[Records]
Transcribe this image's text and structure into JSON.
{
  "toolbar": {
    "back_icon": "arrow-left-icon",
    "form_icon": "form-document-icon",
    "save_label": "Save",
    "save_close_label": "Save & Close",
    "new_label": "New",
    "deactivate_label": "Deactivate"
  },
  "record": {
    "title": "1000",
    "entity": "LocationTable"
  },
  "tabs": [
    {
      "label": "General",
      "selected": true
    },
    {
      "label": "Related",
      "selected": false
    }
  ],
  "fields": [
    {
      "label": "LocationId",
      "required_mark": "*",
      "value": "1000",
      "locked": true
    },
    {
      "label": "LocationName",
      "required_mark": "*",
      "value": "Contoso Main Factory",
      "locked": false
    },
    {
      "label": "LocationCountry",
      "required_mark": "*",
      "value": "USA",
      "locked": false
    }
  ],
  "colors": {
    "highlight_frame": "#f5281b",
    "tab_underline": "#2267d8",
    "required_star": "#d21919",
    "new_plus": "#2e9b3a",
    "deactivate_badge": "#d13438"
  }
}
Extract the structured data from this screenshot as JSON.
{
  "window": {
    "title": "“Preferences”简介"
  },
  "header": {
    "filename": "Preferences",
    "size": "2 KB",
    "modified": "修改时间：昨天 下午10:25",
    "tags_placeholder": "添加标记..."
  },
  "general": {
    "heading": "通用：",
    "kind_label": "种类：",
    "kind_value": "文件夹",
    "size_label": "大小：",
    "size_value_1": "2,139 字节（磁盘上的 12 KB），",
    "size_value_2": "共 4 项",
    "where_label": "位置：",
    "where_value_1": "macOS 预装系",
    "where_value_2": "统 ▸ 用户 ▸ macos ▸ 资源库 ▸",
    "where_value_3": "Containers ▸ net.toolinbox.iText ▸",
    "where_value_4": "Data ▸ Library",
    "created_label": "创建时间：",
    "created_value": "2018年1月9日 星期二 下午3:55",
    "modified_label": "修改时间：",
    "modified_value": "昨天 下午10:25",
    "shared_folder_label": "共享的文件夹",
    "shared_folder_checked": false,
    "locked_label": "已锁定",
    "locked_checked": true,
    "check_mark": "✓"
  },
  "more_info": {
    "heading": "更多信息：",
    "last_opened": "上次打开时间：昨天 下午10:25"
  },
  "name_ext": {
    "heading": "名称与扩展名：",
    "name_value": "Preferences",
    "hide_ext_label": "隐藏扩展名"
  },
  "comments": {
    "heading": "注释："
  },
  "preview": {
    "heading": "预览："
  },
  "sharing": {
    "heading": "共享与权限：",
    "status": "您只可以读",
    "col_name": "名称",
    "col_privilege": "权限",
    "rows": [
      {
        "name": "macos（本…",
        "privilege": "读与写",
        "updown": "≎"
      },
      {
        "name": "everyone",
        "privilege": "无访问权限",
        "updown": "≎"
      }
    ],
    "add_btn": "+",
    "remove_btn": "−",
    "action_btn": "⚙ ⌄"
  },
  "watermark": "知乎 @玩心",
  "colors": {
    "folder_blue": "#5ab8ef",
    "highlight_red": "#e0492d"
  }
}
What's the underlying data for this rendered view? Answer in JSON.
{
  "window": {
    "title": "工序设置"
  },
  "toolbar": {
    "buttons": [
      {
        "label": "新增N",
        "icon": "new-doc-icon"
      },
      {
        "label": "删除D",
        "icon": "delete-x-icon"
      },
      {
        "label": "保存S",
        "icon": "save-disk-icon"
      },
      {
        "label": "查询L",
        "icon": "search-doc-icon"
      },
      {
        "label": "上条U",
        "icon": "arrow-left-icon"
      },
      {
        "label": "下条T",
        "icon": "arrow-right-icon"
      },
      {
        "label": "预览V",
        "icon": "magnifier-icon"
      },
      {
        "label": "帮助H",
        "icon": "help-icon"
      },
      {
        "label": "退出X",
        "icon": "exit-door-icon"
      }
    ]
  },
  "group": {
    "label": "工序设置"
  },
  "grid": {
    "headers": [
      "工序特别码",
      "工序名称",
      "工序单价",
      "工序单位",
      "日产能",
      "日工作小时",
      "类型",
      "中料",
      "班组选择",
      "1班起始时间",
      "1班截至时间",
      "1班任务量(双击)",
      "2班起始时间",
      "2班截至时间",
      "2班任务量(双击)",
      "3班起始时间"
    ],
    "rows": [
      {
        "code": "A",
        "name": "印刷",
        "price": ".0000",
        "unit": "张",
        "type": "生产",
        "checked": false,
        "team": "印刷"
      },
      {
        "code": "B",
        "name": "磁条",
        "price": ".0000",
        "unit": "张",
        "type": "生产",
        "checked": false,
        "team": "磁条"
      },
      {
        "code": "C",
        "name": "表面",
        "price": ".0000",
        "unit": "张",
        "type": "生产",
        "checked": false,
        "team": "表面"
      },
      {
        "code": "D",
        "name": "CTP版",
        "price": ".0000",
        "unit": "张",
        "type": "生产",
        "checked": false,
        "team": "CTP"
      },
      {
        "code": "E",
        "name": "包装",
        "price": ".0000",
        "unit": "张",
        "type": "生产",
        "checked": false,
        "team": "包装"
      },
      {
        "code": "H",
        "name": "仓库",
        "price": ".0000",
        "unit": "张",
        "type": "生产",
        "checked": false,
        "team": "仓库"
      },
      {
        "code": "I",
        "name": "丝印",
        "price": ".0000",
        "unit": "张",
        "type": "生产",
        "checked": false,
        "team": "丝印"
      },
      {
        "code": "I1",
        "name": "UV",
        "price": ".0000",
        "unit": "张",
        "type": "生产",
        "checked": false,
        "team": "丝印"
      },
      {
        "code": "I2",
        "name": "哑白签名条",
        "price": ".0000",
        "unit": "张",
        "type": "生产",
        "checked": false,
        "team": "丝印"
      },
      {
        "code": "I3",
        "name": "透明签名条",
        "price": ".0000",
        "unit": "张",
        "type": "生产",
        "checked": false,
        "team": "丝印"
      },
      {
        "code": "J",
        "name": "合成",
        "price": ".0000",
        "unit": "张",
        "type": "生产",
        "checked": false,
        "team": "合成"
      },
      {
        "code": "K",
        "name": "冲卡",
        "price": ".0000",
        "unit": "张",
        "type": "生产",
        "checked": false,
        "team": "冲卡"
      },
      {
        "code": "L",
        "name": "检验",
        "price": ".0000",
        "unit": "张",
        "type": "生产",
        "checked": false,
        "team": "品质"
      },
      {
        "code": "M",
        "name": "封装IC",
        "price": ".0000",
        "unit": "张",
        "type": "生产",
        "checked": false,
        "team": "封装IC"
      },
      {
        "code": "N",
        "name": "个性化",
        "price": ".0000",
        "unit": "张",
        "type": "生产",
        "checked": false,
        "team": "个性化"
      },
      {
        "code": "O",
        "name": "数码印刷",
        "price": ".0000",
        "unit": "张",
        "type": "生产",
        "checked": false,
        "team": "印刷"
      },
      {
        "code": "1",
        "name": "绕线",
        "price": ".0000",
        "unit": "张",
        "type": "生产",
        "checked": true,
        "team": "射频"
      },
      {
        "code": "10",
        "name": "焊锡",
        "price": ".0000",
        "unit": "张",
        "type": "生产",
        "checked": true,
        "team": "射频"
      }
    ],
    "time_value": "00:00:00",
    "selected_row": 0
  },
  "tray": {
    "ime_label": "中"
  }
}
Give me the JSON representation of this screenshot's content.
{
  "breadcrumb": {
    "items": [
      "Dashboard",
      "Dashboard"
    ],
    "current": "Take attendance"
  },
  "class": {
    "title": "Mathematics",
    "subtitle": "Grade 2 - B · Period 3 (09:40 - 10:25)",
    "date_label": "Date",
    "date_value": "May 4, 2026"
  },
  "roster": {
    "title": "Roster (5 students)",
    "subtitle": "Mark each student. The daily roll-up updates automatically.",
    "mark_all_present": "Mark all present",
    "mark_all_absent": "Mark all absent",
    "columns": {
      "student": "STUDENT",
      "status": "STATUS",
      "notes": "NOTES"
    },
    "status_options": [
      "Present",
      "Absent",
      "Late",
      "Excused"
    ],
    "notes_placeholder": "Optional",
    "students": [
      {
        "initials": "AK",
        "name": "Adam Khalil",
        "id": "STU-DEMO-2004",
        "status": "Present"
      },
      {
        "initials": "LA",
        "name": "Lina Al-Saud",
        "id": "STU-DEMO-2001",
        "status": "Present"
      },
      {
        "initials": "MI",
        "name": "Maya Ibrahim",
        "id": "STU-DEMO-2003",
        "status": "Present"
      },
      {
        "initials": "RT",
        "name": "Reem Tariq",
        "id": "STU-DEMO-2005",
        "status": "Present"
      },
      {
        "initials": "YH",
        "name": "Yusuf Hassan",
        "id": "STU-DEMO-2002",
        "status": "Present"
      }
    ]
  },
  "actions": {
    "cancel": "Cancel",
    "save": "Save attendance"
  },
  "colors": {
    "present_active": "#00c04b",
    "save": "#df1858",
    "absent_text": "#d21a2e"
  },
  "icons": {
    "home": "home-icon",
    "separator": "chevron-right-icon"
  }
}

**Problem requirements**. Show the lines of the material that contain the word "screenshot".

**Exercise response**.
Extract the structured data from this screenshot as JSON.
Give me the JSON representation of this screenshot's content.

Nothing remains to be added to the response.